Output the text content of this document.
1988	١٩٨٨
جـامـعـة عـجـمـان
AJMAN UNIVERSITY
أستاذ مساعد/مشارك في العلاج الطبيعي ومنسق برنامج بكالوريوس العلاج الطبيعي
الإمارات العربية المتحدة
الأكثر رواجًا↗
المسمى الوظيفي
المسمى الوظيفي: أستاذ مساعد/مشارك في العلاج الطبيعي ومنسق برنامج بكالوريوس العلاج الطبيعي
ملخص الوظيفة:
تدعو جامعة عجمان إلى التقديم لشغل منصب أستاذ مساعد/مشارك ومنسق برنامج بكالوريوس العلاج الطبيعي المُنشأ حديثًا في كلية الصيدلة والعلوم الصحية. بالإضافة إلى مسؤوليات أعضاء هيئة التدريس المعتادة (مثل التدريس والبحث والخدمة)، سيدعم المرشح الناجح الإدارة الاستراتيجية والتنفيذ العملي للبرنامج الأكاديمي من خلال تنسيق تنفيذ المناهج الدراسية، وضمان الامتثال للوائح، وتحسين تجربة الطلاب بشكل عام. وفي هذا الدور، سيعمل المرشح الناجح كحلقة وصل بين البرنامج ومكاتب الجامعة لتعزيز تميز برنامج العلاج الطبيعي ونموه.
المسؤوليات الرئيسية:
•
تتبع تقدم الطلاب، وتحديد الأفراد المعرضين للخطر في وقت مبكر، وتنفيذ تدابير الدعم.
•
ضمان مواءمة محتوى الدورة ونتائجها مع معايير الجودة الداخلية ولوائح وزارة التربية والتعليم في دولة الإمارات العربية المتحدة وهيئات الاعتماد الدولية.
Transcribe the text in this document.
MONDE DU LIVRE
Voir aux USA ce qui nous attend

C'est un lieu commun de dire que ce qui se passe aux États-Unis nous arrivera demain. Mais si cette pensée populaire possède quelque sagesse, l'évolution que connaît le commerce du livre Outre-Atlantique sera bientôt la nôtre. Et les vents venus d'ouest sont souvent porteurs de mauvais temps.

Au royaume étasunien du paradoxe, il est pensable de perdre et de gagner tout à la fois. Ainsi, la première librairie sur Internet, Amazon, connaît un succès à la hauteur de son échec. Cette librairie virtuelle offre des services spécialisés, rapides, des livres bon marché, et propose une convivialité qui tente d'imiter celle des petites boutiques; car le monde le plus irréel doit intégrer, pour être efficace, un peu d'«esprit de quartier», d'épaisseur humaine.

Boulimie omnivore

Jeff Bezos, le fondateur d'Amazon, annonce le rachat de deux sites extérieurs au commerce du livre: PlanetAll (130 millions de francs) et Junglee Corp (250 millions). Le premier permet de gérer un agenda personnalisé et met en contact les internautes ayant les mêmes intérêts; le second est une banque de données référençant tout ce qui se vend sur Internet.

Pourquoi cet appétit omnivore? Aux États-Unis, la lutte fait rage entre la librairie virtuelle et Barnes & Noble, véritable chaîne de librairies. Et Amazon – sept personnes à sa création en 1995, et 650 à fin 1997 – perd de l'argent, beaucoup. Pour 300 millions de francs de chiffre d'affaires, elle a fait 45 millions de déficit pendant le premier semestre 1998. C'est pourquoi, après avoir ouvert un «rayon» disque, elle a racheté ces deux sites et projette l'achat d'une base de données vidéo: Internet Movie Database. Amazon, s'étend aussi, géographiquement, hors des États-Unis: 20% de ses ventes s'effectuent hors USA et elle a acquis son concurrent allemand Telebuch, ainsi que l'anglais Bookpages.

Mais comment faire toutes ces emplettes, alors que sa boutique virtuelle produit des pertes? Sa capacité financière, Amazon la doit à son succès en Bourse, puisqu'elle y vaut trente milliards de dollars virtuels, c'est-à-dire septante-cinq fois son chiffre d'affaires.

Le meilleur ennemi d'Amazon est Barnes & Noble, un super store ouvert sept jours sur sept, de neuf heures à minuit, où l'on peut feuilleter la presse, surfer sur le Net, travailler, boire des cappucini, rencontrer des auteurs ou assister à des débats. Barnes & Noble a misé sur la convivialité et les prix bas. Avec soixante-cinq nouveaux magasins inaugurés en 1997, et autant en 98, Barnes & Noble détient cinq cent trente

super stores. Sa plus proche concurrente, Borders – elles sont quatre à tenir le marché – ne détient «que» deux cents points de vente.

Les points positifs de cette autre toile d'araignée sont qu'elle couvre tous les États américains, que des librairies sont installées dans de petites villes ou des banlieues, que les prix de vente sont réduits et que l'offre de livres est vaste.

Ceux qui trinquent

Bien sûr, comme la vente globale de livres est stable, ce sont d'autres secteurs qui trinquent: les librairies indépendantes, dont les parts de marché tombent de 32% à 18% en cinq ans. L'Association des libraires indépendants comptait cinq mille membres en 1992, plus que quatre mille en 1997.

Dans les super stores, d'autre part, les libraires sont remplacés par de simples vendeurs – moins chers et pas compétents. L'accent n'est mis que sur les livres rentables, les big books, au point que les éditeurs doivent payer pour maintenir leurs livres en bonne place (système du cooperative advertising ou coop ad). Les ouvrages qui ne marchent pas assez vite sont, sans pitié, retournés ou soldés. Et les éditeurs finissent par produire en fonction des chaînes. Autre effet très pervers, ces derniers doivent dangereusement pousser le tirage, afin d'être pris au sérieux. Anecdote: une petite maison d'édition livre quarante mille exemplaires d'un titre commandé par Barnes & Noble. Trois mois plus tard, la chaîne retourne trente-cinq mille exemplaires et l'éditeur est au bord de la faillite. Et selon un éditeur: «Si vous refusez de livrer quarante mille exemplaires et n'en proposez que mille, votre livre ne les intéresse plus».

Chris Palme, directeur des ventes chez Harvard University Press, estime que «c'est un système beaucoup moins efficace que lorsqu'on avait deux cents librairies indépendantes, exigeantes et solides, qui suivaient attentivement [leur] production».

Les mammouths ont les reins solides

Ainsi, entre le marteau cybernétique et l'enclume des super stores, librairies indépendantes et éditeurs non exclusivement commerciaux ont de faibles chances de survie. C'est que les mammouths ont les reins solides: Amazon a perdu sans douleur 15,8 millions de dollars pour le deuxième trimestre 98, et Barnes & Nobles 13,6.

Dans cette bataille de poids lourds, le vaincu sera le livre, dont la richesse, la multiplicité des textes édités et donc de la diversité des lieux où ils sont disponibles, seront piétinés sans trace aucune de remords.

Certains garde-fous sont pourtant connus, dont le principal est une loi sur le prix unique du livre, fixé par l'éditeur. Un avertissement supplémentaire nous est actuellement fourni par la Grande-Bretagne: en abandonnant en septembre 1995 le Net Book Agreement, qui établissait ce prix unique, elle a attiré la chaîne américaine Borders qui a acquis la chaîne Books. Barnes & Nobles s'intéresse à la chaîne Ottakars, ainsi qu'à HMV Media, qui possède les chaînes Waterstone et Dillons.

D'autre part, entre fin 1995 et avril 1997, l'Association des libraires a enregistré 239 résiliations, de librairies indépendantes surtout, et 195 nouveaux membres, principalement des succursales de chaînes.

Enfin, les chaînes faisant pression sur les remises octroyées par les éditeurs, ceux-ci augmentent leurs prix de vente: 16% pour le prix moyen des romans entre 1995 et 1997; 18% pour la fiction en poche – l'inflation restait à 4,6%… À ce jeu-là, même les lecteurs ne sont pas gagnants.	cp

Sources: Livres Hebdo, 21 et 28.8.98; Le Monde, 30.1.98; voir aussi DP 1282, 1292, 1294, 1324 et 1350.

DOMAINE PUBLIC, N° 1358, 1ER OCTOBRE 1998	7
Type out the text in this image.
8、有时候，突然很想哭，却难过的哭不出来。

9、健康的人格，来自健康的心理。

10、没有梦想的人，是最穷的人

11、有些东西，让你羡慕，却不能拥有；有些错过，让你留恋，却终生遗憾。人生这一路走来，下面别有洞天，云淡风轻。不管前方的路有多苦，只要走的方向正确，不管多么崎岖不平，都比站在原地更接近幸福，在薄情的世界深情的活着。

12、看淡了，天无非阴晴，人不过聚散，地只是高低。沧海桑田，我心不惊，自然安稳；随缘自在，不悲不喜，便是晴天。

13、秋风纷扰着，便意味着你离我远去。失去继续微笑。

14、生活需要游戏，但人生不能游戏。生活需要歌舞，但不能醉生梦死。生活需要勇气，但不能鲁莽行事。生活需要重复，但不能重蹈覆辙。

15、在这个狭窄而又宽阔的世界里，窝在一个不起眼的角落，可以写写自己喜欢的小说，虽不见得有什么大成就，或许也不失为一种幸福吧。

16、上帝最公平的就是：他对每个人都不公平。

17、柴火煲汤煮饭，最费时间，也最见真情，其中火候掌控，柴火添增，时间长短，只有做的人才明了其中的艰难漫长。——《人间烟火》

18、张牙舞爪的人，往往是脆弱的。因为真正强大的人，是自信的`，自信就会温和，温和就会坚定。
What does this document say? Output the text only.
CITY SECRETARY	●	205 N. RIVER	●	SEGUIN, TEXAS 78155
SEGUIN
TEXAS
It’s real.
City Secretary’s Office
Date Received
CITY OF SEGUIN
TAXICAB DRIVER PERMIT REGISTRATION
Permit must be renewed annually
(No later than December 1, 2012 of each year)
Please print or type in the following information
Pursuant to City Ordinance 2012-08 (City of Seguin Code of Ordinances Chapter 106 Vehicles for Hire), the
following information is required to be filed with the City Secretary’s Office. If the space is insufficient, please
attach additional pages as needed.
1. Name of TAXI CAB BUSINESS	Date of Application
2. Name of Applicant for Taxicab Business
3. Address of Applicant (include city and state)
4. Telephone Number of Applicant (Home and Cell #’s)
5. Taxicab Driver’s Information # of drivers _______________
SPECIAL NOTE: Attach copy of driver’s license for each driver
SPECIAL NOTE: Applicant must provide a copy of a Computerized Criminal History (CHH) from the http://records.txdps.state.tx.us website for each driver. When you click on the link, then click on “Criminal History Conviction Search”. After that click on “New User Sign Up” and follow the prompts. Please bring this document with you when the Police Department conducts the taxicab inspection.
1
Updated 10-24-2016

====================

Exercise requirements: Check each line above for the word "الإمارات", and copy the lines where it appears.

Complete response:
الإمارات العربية المتحدة
ضمان مواءمة محتوى الدورة ونتائجها مع معايير الجودة الداخلية ولوائح وزارة التربية والتعليم في دولة الإمارات العربية المتحدة وهيئات الاعتماد الدولية.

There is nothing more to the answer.